▶ ASSIGNMENT A
In the passage about The Amazing Bulk, what rating did Andrea Beach of Common Sense Media give the film?
▶ ASSIGNMENT B
Reproduce word for word the portion of the passage about The Amazing Bulk that runs from "In response to" up to and including "a good sport.".

### EXTRACT PROVIDED

Felix Vasquez Jr. of Cinema Crazed berated its effects and designs, remarking that the filmmakers may well have "whipped together a movie out of Windows 95 clip art, Microsoft Paint, an old HD camera someone owned, and a lot of green screens in under a week at the director's loft somewhere in California". James DePaolo of the website WickedChannel called it "The Room of superhero movies" and wrote that it "is quite possibly one of the best worst films ever made". Andrea Beach of Common Sense Media gave it one out of five stars, summarizing it thus: "Lowbrow, violent superhero spoof is just plain bad."

In response to the criticisms, director Schoenbrun has stated that The Amazing Bulk is supposed to belong in the same vein as films like Who Framed Roger Rabbit, and that most critics "just don't get the concept of live action people in a comic book world". He also responded to a video criticizing the movie made by YouTuber I Hate Everything, telling the creator "I welcome all comments good & bad!" and that his reviews "give independent films exposure which they so desperately need." I Hate Everything responded, thanking Schoenbrun for being a good sport.

######
### STORED DATA

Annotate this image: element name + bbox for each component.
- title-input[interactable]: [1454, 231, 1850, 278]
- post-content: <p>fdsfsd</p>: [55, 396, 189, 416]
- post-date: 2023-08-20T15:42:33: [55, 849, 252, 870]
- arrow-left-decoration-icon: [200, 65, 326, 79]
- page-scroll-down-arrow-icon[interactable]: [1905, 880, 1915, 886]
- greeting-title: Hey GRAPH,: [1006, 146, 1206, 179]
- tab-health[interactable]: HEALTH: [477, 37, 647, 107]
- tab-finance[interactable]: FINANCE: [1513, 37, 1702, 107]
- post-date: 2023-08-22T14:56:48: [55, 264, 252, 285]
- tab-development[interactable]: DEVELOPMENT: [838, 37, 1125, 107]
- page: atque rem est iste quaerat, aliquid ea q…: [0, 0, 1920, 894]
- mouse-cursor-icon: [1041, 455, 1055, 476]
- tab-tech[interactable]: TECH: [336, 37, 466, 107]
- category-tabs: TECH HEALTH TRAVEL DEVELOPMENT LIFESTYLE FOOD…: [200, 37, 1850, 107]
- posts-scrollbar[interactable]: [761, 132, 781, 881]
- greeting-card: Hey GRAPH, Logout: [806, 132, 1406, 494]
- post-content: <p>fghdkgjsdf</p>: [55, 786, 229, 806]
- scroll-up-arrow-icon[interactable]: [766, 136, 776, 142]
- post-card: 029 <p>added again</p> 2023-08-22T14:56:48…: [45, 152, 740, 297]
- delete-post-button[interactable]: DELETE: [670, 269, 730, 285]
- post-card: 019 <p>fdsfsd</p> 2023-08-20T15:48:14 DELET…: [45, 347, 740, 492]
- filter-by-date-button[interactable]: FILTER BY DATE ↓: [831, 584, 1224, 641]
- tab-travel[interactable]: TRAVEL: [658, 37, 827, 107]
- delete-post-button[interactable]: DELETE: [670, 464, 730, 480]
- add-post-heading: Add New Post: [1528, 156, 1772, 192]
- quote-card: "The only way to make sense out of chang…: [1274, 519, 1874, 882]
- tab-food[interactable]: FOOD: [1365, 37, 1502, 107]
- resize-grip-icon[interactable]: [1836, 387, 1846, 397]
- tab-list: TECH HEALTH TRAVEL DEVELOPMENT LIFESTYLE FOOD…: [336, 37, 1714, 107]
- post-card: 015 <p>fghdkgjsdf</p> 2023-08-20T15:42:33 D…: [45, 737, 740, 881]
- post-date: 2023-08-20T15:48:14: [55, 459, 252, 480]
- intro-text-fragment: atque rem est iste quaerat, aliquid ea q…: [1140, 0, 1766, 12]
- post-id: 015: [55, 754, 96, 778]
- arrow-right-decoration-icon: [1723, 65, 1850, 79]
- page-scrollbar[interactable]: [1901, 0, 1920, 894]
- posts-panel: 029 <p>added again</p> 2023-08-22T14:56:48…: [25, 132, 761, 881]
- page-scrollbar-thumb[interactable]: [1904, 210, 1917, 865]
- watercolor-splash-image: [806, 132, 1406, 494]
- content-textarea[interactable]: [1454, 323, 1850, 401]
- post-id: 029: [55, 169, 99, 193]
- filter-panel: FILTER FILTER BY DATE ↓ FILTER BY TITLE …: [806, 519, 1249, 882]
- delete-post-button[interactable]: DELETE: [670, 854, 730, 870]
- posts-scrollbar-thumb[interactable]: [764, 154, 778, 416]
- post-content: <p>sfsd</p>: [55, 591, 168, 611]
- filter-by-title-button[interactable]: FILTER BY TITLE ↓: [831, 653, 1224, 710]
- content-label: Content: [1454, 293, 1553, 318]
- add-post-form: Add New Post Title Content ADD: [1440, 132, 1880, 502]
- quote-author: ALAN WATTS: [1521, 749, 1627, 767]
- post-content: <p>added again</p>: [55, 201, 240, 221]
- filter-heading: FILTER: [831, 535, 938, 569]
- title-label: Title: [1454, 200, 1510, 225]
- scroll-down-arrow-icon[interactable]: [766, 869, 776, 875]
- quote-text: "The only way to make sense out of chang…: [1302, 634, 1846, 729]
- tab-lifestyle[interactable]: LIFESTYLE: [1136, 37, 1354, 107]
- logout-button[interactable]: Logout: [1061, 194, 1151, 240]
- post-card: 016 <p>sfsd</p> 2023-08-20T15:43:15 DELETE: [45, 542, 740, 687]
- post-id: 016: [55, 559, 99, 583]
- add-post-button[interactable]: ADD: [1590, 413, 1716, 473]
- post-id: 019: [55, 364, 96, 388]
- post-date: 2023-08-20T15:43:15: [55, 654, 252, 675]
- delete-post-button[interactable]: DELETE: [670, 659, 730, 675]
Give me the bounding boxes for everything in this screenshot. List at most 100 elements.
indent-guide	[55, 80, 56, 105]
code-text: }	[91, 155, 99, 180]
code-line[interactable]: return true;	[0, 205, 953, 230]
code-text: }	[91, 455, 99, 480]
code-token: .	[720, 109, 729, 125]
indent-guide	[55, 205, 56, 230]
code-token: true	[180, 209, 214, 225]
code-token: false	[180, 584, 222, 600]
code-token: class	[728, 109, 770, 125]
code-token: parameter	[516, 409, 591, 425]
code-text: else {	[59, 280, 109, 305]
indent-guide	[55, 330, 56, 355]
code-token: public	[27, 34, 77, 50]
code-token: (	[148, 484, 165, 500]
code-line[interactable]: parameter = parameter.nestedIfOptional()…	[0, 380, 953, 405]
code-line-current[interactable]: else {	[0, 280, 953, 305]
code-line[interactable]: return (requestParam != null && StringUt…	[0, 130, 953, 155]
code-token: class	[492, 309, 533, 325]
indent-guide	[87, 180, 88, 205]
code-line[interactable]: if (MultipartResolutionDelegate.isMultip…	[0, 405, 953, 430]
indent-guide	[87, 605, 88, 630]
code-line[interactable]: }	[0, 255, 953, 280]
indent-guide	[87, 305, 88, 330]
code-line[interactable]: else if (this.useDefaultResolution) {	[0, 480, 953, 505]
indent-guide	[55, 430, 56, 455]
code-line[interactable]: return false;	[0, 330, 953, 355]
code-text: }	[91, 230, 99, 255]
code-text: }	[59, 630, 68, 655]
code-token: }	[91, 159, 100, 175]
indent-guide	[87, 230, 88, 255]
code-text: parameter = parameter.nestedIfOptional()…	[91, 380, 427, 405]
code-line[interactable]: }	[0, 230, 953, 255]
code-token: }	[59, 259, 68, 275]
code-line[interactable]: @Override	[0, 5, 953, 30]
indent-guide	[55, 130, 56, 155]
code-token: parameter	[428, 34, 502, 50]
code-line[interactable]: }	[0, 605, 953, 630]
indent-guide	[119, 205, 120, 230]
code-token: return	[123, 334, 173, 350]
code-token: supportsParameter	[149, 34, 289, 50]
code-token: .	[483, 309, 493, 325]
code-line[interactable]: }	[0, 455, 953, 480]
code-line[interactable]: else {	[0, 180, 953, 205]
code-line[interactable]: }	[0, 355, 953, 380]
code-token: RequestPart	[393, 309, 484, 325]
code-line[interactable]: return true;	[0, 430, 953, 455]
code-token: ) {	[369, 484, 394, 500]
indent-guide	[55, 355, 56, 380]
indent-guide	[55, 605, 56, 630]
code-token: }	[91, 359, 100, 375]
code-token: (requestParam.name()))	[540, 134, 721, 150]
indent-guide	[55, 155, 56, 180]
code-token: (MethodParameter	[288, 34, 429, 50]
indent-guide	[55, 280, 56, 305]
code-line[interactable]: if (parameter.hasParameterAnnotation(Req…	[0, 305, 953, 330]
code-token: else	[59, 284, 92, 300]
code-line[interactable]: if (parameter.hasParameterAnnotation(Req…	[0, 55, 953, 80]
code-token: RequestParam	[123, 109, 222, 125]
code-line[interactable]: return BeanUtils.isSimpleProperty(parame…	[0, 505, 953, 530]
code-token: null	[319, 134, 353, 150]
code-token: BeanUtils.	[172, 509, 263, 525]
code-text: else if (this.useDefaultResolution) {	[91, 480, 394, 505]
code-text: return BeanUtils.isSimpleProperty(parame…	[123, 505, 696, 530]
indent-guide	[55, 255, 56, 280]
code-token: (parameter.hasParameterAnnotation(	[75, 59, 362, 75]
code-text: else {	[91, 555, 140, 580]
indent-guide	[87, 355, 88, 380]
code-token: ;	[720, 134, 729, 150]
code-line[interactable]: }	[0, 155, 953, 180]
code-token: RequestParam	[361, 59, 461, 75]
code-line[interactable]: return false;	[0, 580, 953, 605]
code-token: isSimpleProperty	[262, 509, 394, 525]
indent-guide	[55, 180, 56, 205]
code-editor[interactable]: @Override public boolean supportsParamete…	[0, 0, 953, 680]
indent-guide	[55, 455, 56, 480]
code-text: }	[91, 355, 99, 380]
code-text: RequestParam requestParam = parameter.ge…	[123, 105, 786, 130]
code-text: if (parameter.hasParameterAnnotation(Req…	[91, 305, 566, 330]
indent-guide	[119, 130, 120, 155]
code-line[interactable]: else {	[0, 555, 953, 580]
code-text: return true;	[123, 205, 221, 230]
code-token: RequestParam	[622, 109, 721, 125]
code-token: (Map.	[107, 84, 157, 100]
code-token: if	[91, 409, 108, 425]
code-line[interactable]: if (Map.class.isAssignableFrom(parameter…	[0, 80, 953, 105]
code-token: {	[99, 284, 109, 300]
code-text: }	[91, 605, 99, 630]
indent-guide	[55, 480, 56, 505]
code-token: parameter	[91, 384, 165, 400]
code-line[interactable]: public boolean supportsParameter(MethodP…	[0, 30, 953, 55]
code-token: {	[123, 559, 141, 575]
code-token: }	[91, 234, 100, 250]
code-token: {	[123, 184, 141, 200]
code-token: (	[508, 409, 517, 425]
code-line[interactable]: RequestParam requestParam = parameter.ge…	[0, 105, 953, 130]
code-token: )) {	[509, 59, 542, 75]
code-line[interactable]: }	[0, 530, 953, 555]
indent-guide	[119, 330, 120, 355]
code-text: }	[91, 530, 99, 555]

######

▶ REPLY A
One out of five stars.

▶ REPLY B
In response to the criticisms, director Schoenbrun has stated that The Amazing Bulk is supposed to belong in the same vein as films like Who Framed Roger Rabbit, and that most critics "just don't get the concept of live action people in a comic book world". He also responded to a video criticizing the movie made by YouTuber I Hate Everything, telling the creator "I welcome all comments good & bad!" and that his reviews "give independent films exposure which they so desperately need." I Hate Everything responded, thanking Schoenbrun for being a good sport.